Leave out the pictures; transcribe all else exactly.

* * *

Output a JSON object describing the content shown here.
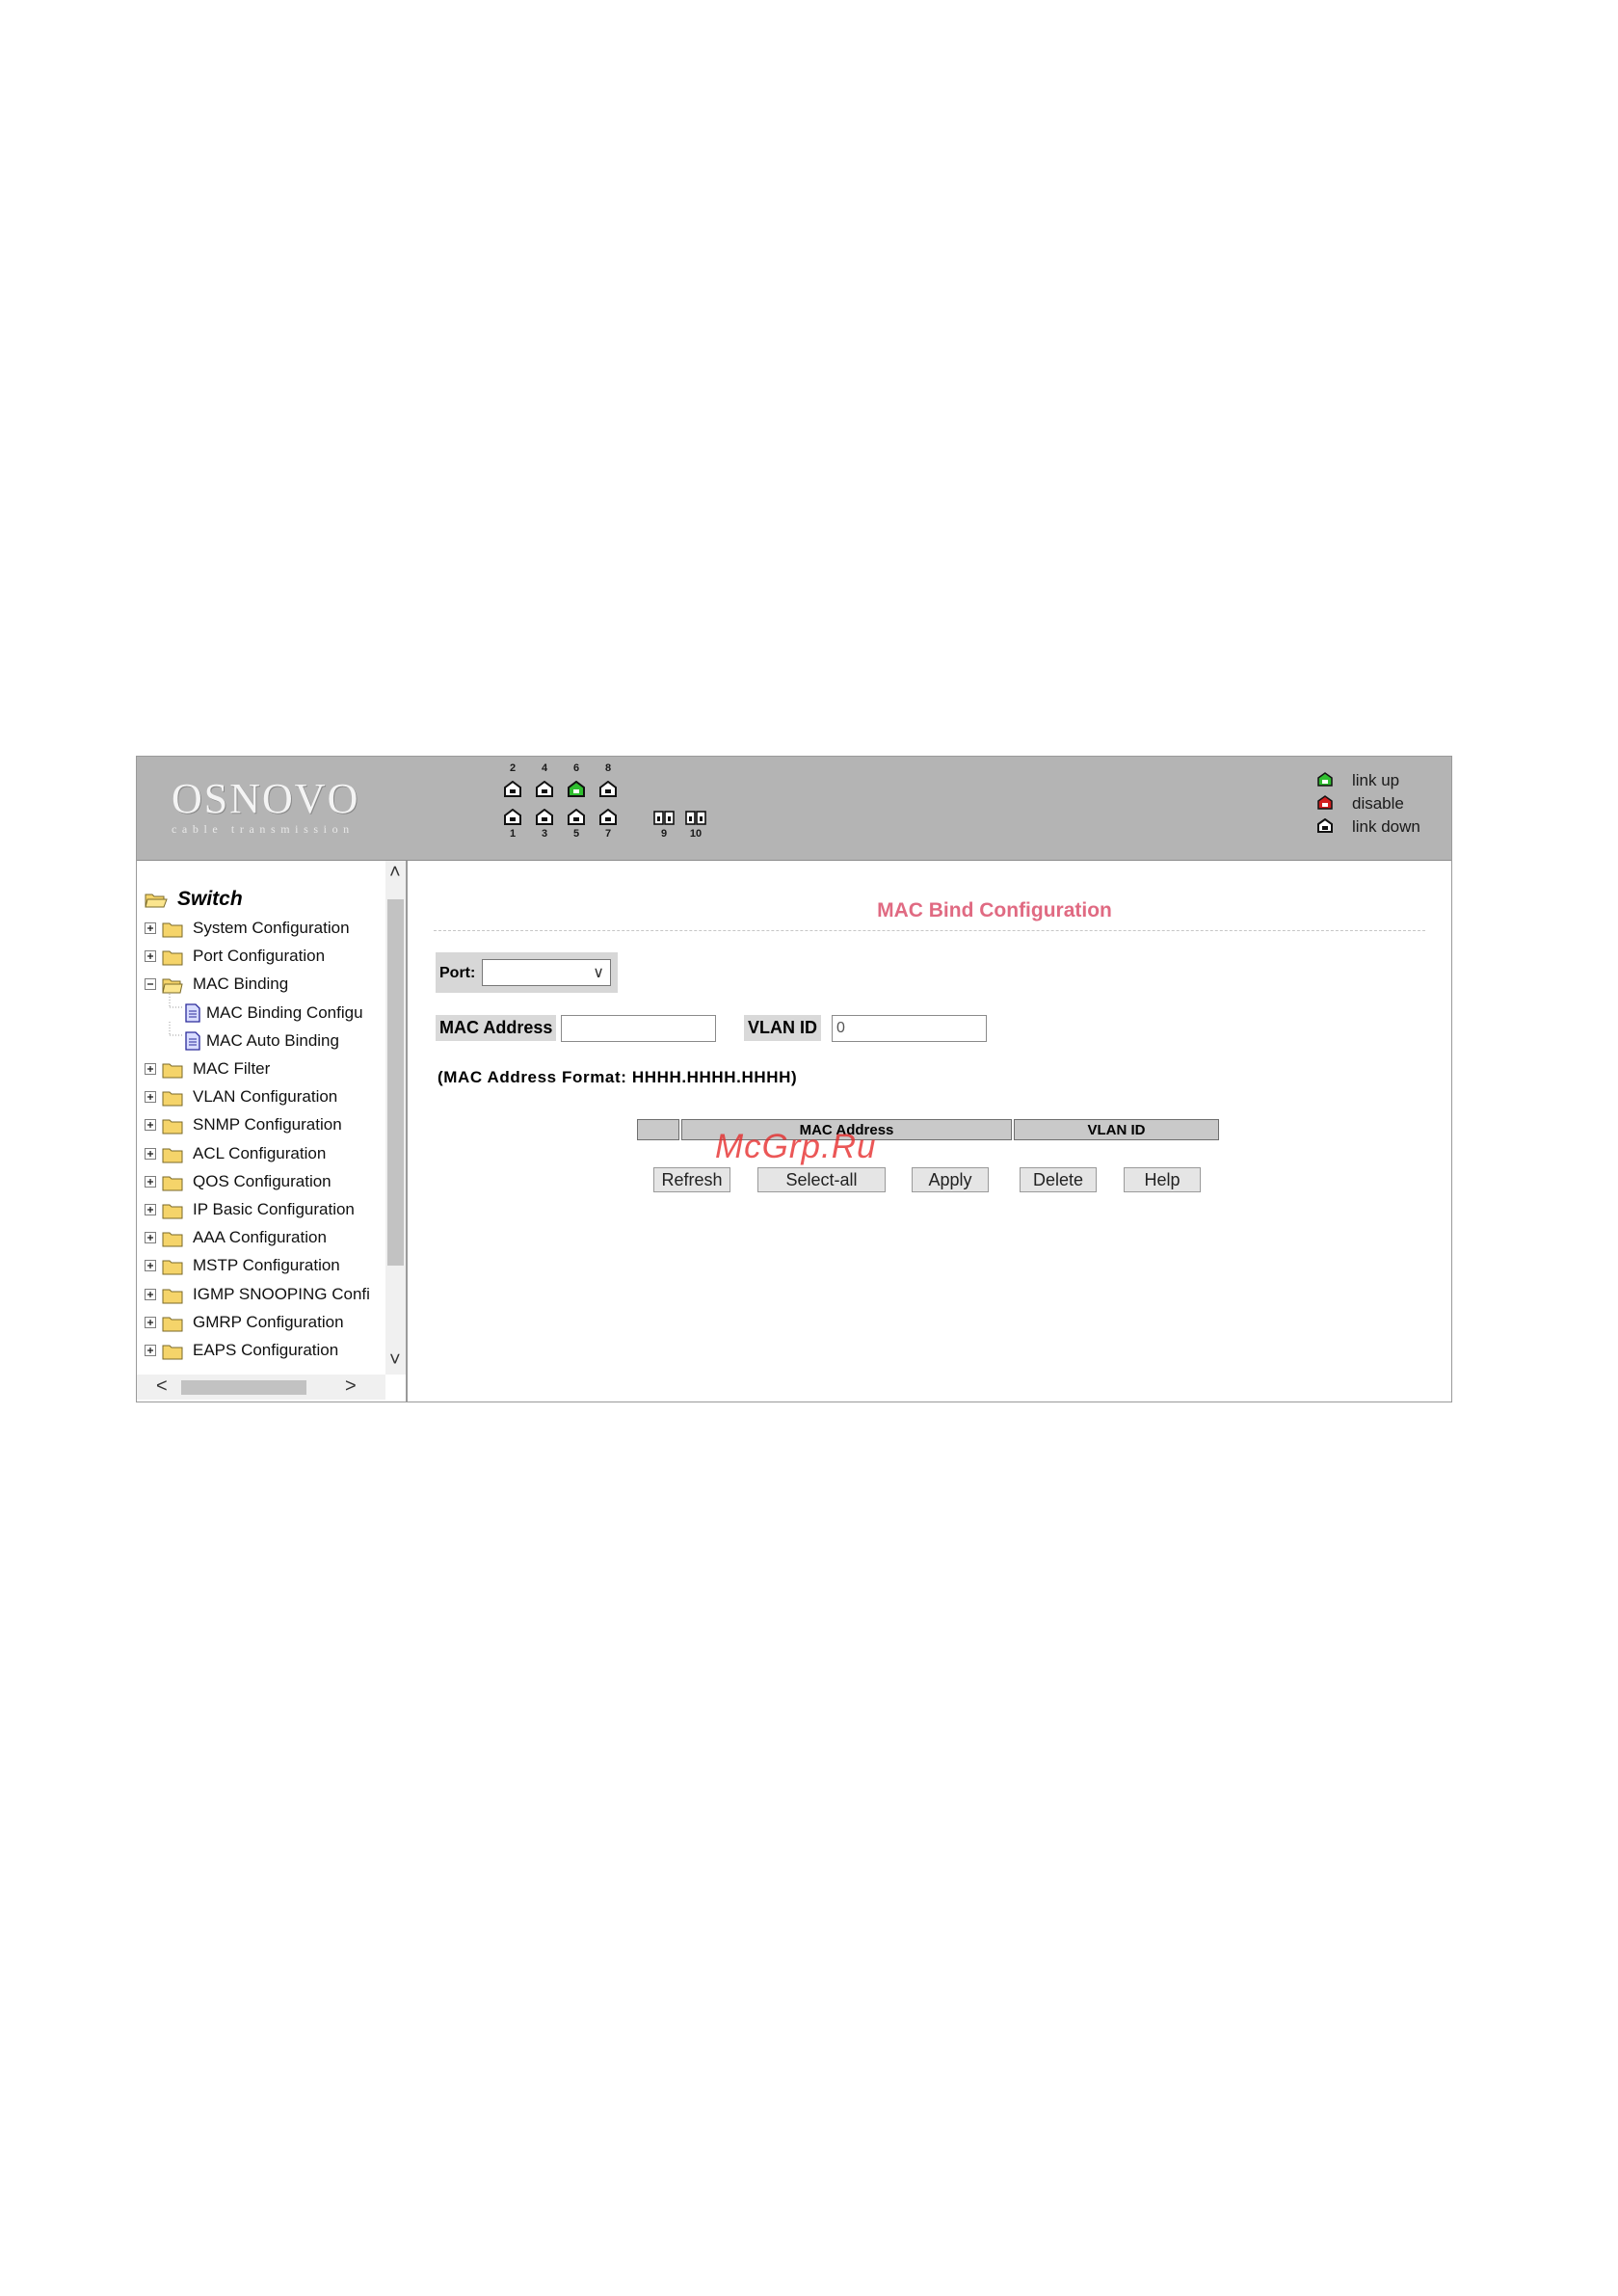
{
  "header": {
    "logo_main": "OSNOVO",
    "logo_sub": "cable transmission",
    "ports_top": [
      {
        "num": "2",
        "status": "link down"
      },
      {
        "num": "4",
        "status": "link down"
      },
      {
        "num": "6",
        "status": "link up"
      },
      {
        "num": "8",
        "status": "link down"
      }
    ],
    "ports_bottom": [
      {
        "num": "1",
        "status": "link down"
      },
      {
        "num": "3",
        "status": "link down"
      },
      {
        "num": "5",
        "status": "link down"
      },
      {
        "num": "7",
        "status": "link down"
      }
    ],
    "ports_fiber": [
      {
        "num": "9",
        "status": "link down"
      },
      {
        "num": "10",
        "status": "link down"
      }
    ],
    "legend": [
      {
        "label": "link up",
        "color": "#2fbf2f"
      },
      {
        "label": "disable",
        "color": "#d41f1f"
      },
      {
        "label": "link down",
        "color": "#1a1a1a"
      }
    ]
  },
  "sidebar": {
    "root": "Switch",
    "items": [
      {
        "label": "System Configuration",
        "expanded": false
      },
      {
        "label": "Port Configuration",
        "expanded": false
      },
      {
        "label": "MAC Binding",
        "expanded": true
      },
      {
        "label": "MAC Binding Configu",
        "child": true
      },
      {
        "label": "MAC Auto Binding",
        "child": true
      },
      {
        "label": "MAC Filter",
        "expanded": false
      },
      {
        "label": "VLAN Configuration",
        "expanded": false
      },
      {
        "label": "SNMP Configuration",
        "expanded": false
      },
      {
        "label": "ACL Configuration",
        "expanded": false
      },
      {
        "label": "QOS Configuration",
        "expanded": false
      },
      {
        "label": "IP Basic Configuration",
        "expanded": false
      },
      {
        "label": "AAA Configuration",
        "expanded": false
      },
      {
        "label": "MSTP Configuration",
        "expanded": false
      },
      {
        "label": "IGMP SNOOPING Confi",
        "expanded": false
      },
      {
        "label": "GMRP Configuration",
        "expanded": false
      },
      {
        "label": "EAPS Configuration",
        "expanded": false
      }
    ]
  },
  "main": {
    "title": "MAC Bind Configuration",
    "port_label": "Port:",
    "port_value": "",
    "mac_label": "MAC Address",
    "mac_value": "",
    "vlan_label": "VLAN ID",
    "vlan_value": "0",
    "format_note": "(MAC Address Format: HHHH.HHHH.HHHH)",
    "table_headers": [
      "",
      "MAC Address",
      "VLAN ID"
    ],
    "buttons": {
      "refresh": "Refresh",
      "select_all": "Select-all",
      "apply": "Apply",
      "delete": "Delete",
      "help": "Help"
    }
  },
  "watermark": "McGrp.Ru"
}
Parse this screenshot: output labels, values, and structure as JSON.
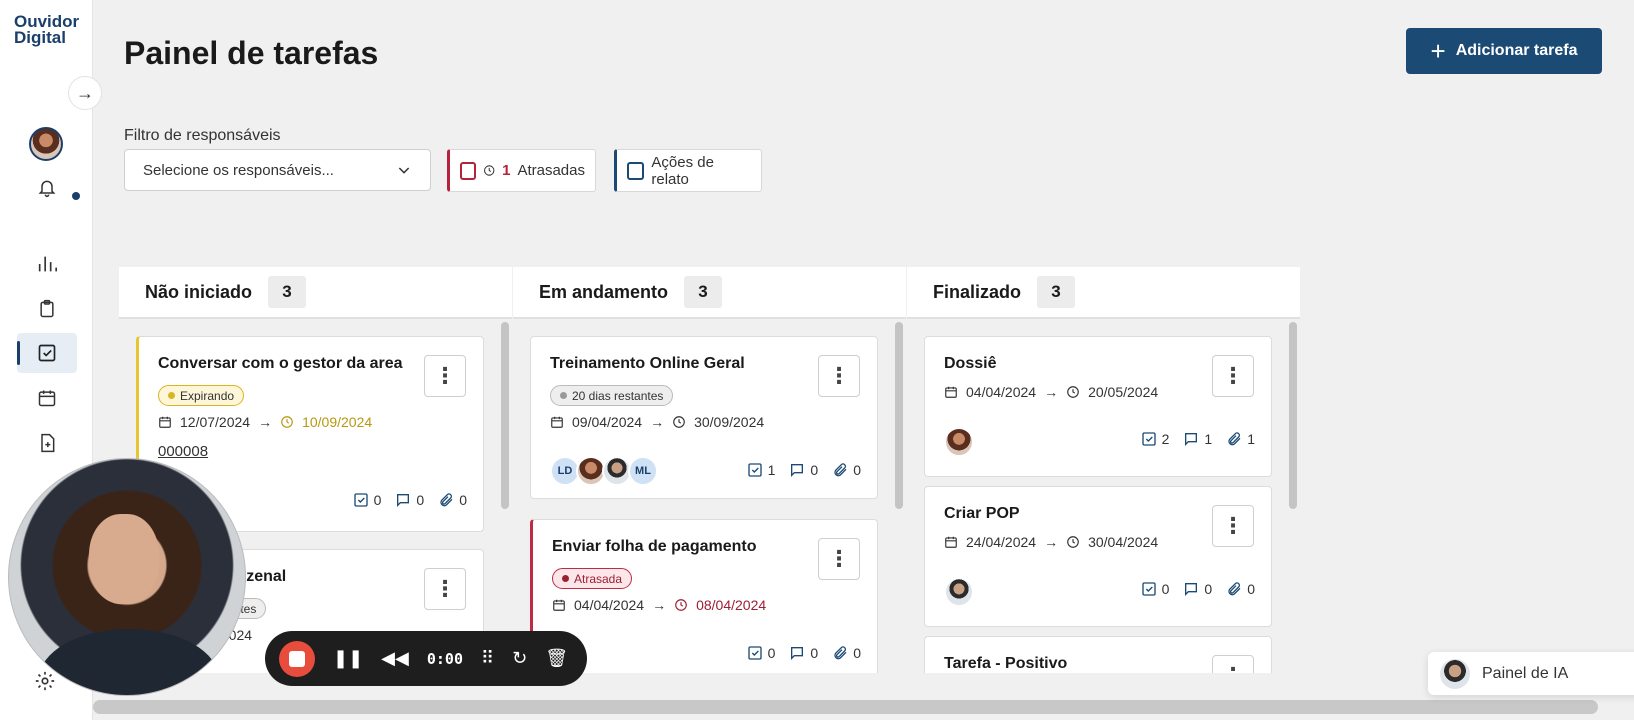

* * *

- TASK OUTPUT
Output a JSON object describing the content shown here.
{
  "header": {
    "logo_main": "OSNOVO",
    "logo_sub": "cable transmission",
    "ports_top": [
      {
        "num": "2",
        "status": "link down"
      },
      {
        "num": "4",
        "status": "link down"
      },
      {
        "num": "6",
        "status": "link up"
      },
      {
        "num": "8",
        "status": "link down"
      }
    ],
    "ports_bottom": [
      {
        "num": "1",
        "status": "link down"
      },
      {
        "num": "3",
        "status": "link down"
      },
      {
        "num": "5",
        "status": "link down"
      },
      {
        "num": "7",
        "status": "link down"
      }
    ],
    "ports_fiber": [
      {
        "num": "9",
        "status": "link down"
      },
      {
        "num": "10",
        "status": "link down"
      }
    ],
    "legend": [
      {
        "label": "link up",
        "color": "#2fbf2f"
      },
      {
        "label": "disable",
        "color": "#d41f1f"
      },
      {
        "label": "link down",
        "color": "#1a1a1a"
      }
    ]
  },
  "sidebar": {
    "root": "Switch",
    "items": [
      {
        "label": "System Configuration",
        "expanded": false
      },
      {
        "label": "Port Configuration",
        "expanded": false
      },
      {
        "label": "MAC Binding",
        "expanded": true
      },
      {
        "label": "MAC Binding Configu",
        "child": true
      },
      {
        "label": "MAC Auto Binding",
        "child": true
      },
      {
        "label": "MAC Filter",
        "expanded": false
      },
      {
        "label": "VLAN Configuration",
        "expanded": false
      },
      {
        "label": "SNMP Configuration",
        "expanded": false
      },
      {
        "label": "ACL Configuration",
        "expanded": false
      },
      {
        "label": "QOS Configuration",
        "expanded": false
      },
      {
        "label": "IP Basic Configuration",
        "expanded": false
      },
      {
        "label": "AAA Configuration",
        "expanded": false
      },
      {
        "label": "MSTP Configuration",
        "expanded": false
      },
      {
        "label": "IGMP SNOOPING Confi",
        "expanded": false
      },
      {
        "label": "GMRP Configuration",
        "expanded": false
      },
      {
        "label": "EAPS Configuration",
        "expanded": false
      }
    ]
  },
  "main": {
    "title": "MAC Bind Configuration",
    "port_label": "Port:",
    "port_value": "",
    "mac_label": "MAC Address",
    "mac_value": "",
    "vlan_label": "VLAN ID",
    "vlan_value": "0",
    "format_note": "(MAC Address Format: HHHH.HHHH.HHHH)",
    "table_headers": [
      "",
      "MAC Address",
      "VLAN ID"
    ],
    "buttons": {
      "refresh": "Refresh",
      "select_all": "Select-all",
      "apply": "Apply",
      "delete": "Delete",
      "help": "Help"
    }
  },
  "watermark": "McGrp.Ru"
}
Parse this screenshot: output labels, values, and structure as JSON.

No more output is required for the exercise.